## SHORT EXERCISE
Read the lines that follow and pick out every one containing the word "performance".

## SUPPLIED MATERIAL
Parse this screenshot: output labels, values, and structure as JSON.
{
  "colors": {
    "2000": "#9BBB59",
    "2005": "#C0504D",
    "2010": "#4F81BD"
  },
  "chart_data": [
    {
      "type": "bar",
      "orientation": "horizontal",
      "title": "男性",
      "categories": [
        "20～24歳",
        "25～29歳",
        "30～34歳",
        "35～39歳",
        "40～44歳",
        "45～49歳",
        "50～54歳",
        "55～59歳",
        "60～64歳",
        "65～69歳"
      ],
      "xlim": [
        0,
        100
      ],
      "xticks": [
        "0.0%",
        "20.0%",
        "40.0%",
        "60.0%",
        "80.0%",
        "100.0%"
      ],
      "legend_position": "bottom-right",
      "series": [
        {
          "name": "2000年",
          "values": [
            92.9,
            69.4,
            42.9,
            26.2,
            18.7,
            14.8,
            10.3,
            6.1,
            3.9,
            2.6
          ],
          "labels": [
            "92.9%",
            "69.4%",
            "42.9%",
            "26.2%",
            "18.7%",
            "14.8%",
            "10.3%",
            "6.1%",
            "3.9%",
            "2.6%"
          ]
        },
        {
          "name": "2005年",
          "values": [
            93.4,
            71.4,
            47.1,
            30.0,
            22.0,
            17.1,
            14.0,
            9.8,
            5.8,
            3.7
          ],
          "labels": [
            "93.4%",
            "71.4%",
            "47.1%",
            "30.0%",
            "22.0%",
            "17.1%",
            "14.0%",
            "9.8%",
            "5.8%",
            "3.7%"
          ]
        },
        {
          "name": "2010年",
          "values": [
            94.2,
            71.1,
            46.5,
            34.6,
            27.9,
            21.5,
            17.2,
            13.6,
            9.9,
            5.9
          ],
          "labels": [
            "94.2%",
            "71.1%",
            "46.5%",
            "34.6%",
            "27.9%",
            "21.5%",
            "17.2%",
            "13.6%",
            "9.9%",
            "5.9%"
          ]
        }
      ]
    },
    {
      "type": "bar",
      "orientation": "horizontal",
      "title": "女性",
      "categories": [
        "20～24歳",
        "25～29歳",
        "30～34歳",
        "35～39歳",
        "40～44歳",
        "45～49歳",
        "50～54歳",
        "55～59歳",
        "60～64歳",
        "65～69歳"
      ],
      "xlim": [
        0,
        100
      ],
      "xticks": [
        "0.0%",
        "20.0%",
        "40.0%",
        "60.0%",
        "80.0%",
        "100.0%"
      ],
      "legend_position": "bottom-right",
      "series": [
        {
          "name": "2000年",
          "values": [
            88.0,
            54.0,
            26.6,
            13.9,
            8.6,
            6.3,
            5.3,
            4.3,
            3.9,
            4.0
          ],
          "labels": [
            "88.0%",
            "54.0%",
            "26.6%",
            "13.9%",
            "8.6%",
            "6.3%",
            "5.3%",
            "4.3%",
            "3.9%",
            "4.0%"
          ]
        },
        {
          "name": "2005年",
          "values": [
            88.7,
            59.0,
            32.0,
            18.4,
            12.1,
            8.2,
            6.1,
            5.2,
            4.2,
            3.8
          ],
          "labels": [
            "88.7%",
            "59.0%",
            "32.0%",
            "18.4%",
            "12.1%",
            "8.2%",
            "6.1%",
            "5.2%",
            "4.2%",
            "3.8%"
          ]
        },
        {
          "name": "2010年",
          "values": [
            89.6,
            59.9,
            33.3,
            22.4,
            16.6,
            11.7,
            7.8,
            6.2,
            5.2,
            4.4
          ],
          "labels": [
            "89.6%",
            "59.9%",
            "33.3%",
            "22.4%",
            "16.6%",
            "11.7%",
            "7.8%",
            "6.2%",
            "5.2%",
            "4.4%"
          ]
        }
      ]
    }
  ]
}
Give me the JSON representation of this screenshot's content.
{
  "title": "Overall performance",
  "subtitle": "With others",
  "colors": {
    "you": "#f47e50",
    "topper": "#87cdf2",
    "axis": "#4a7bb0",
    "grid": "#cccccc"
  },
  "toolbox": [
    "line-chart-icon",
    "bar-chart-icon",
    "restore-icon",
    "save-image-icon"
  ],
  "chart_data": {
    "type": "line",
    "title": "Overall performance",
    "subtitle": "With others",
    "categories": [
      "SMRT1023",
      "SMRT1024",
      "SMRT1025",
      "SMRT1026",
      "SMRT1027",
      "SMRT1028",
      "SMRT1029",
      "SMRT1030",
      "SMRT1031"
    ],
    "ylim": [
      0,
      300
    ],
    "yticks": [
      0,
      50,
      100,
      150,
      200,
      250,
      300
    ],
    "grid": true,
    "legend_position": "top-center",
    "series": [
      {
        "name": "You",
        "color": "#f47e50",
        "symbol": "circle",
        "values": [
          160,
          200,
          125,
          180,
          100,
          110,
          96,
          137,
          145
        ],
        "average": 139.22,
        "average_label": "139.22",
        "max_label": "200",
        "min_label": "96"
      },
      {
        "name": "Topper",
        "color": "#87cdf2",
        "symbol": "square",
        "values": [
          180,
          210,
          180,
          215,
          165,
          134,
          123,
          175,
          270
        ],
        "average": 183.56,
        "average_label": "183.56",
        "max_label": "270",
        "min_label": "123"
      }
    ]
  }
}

## RESPONSE
  "title": "Overall performance",
    "title": "Overall performance",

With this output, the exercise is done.